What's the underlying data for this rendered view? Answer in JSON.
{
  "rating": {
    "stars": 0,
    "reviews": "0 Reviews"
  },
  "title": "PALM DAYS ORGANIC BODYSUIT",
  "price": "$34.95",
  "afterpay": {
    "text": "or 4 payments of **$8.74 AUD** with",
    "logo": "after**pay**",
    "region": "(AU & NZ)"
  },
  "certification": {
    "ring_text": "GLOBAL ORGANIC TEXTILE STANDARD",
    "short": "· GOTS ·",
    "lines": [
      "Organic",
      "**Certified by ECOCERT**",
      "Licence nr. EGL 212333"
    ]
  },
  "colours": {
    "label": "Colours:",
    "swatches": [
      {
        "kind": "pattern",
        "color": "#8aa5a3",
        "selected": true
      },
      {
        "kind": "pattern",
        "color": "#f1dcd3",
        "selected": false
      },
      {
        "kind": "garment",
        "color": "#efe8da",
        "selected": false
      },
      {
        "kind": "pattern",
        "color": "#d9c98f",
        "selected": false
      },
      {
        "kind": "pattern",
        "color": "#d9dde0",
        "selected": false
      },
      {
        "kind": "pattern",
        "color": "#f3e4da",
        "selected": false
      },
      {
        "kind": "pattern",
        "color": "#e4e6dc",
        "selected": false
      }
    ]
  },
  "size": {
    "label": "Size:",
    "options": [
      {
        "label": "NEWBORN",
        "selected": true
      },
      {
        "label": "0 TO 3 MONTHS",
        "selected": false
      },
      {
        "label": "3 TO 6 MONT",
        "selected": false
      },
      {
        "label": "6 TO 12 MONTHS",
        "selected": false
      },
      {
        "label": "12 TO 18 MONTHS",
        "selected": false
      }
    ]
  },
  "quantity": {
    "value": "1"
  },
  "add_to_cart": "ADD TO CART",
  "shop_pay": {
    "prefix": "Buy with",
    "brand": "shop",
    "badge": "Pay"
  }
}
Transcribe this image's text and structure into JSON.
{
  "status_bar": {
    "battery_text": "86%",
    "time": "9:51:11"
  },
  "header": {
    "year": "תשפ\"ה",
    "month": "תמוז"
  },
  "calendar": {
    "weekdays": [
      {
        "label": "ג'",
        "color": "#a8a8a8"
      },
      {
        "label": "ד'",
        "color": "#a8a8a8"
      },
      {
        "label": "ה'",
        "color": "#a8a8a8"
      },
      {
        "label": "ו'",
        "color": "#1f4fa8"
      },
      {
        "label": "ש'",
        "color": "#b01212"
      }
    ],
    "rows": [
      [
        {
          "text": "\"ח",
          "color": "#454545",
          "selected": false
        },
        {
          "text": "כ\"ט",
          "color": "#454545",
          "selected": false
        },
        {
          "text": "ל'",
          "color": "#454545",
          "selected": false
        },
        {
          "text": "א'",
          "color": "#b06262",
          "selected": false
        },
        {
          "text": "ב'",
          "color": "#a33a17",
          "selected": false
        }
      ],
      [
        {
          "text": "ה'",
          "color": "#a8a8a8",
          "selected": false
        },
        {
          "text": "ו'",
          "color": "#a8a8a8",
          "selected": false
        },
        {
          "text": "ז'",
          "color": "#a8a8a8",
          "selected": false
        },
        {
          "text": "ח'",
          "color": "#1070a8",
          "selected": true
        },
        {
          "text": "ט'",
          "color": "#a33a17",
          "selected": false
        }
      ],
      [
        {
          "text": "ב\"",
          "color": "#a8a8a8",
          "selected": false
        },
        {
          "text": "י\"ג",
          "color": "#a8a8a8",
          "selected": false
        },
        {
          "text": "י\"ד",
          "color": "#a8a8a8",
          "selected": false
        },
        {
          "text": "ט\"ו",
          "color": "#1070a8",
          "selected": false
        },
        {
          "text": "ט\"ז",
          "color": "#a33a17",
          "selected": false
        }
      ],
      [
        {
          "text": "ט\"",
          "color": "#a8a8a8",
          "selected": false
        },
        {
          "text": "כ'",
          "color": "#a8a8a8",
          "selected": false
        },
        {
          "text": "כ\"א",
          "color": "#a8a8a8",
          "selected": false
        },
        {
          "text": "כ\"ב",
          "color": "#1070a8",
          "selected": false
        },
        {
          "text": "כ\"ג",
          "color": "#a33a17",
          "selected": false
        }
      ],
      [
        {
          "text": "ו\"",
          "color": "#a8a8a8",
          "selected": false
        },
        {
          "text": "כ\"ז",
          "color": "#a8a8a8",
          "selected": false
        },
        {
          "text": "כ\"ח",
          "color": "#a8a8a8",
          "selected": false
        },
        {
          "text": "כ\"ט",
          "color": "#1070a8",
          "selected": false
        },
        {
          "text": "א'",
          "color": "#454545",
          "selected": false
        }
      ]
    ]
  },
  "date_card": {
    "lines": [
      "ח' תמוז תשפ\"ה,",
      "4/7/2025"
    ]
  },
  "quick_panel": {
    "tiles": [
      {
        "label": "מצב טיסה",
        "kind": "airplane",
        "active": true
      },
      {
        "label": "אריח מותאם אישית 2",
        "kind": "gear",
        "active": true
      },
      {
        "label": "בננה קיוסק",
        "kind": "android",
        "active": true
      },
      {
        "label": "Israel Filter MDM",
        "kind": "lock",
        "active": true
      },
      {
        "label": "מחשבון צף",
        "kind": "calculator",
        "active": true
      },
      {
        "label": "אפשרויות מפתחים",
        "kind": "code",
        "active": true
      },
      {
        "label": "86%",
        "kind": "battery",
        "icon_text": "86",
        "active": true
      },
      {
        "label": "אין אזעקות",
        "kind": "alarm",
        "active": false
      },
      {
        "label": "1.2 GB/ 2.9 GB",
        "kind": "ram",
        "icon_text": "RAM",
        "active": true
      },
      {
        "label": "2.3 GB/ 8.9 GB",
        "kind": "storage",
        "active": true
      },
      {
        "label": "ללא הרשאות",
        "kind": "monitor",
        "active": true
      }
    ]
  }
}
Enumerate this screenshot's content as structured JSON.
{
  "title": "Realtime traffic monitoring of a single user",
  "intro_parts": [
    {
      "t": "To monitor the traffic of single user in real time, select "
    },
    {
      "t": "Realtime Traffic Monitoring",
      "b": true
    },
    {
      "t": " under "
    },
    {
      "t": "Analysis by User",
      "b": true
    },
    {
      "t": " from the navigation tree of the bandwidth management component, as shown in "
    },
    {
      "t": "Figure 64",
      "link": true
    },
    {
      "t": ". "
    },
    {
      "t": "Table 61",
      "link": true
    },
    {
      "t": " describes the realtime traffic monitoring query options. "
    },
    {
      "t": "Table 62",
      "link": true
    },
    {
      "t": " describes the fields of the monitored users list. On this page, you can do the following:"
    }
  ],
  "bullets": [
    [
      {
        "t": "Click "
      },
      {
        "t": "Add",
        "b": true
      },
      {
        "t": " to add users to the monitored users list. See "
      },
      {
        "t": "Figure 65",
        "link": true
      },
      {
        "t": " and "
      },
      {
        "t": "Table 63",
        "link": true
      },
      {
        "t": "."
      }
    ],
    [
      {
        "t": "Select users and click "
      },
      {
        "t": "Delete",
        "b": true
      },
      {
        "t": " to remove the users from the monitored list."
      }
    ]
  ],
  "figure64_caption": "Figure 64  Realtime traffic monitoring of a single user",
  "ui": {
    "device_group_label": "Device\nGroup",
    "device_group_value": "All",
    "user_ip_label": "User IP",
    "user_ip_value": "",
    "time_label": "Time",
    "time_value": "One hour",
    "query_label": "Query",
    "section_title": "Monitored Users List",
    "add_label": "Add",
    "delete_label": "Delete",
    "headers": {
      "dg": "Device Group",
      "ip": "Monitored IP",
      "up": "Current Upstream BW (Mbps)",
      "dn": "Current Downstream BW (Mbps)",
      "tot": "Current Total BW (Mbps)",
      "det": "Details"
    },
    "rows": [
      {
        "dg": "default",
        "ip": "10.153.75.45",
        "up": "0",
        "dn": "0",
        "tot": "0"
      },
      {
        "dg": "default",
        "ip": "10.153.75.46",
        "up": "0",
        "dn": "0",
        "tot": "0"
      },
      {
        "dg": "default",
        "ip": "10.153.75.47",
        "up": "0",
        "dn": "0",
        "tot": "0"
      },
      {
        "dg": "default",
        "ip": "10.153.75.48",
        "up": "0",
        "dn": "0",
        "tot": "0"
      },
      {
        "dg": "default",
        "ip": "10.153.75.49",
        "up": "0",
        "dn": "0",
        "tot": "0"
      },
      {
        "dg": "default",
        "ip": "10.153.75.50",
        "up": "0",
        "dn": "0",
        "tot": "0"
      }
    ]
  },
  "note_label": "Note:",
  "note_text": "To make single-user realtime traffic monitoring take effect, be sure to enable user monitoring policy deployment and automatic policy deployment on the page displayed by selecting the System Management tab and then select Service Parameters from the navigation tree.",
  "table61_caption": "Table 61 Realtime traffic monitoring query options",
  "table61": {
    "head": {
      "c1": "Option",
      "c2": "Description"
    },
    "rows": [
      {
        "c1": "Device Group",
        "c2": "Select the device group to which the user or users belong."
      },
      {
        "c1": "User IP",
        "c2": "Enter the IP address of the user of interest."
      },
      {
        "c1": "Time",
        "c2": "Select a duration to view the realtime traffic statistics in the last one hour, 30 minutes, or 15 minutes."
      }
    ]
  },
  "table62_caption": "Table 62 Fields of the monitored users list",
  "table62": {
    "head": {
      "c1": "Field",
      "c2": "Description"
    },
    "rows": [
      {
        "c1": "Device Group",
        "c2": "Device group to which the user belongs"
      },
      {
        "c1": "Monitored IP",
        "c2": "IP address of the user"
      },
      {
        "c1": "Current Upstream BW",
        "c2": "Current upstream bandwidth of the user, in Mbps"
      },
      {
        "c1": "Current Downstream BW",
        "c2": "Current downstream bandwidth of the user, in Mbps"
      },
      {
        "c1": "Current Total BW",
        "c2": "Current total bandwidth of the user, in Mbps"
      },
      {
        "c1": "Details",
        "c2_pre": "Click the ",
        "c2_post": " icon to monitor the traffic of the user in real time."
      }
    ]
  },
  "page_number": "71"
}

• _EXERCISE OBJECTIVE_: Only the number is wanted: how many lines contain the string "from"?

• _ANSWER TO THIS PROBLEM_: 3